** begin **

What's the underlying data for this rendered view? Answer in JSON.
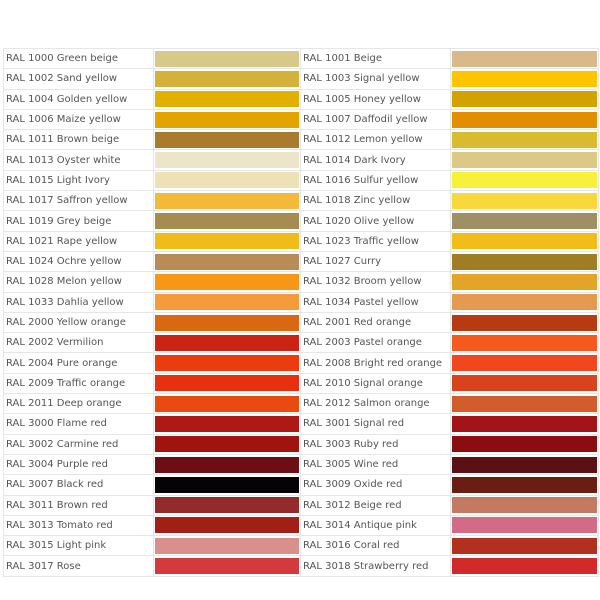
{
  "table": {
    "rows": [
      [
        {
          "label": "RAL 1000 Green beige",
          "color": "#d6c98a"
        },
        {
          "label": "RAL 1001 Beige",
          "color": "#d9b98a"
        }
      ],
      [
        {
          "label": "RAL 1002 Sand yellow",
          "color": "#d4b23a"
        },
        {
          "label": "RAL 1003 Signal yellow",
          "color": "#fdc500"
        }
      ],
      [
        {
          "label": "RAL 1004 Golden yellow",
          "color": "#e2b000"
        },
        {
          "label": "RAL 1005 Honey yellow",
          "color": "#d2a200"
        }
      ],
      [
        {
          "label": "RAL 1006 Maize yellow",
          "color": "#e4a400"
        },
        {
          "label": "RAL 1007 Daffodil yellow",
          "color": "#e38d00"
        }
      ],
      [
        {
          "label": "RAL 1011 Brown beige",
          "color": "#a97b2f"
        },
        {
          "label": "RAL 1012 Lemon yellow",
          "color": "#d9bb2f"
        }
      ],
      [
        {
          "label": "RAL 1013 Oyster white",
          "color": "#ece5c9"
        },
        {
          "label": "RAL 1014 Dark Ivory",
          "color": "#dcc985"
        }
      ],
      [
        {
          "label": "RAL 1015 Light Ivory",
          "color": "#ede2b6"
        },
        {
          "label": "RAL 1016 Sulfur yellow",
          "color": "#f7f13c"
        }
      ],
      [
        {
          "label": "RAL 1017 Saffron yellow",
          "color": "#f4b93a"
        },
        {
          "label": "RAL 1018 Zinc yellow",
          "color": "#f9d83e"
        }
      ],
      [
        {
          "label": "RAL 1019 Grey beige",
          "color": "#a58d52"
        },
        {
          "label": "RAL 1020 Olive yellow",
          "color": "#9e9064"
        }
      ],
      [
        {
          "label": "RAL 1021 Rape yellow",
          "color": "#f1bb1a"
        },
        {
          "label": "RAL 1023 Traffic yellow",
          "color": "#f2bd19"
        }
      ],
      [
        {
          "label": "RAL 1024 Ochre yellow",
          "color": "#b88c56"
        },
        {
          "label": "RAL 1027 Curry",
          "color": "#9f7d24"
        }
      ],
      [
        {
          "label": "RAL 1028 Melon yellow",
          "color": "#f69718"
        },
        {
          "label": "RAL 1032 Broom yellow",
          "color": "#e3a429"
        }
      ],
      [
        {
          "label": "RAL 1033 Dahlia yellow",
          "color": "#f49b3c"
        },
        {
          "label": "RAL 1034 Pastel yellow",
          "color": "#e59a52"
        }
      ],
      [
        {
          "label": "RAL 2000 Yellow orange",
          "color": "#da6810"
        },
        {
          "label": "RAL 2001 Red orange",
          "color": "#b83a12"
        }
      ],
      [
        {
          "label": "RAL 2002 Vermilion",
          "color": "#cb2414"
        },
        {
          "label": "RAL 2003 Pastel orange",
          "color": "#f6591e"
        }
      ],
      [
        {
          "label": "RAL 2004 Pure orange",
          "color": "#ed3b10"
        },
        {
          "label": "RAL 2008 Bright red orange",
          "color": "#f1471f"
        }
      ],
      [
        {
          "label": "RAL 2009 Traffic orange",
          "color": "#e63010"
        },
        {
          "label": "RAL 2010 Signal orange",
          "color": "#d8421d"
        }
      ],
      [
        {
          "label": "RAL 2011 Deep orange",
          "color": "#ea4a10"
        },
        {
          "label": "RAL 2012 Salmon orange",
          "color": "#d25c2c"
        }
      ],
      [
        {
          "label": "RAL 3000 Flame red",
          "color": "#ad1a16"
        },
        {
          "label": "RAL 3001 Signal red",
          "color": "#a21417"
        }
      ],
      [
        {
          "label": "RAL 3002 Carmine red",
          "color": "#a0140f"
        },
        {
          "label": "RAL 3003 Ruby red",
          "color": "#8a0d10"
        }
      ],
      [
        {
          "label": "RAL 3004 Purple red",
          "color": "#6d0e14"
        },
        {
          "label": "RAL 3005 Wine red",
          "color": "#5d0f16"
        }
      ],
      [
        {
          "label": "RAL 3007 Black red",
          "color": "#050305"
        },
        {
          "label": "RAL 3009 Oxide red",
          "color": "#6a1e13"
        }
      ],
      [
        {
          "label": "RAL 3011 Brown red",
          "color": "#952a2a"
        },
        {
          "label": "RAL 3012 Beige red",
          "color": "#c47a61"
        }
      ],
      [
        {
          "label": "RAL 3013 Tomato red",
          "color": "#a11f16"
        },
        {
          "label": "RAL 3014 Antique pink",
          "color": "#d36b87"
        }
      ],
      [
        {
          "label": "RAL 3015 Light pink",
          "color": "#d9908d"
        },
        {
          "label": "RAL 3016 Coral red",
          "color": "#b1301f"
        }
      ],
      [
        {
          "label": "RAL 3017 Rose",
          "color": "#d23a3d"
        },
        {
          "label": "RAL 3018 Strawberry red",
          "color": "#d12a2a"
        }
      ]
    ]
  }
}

** end **

▶ **Work instructions**:
The answer is one number: how many lines of the material above contain "orange".

▶ **Task result**:
9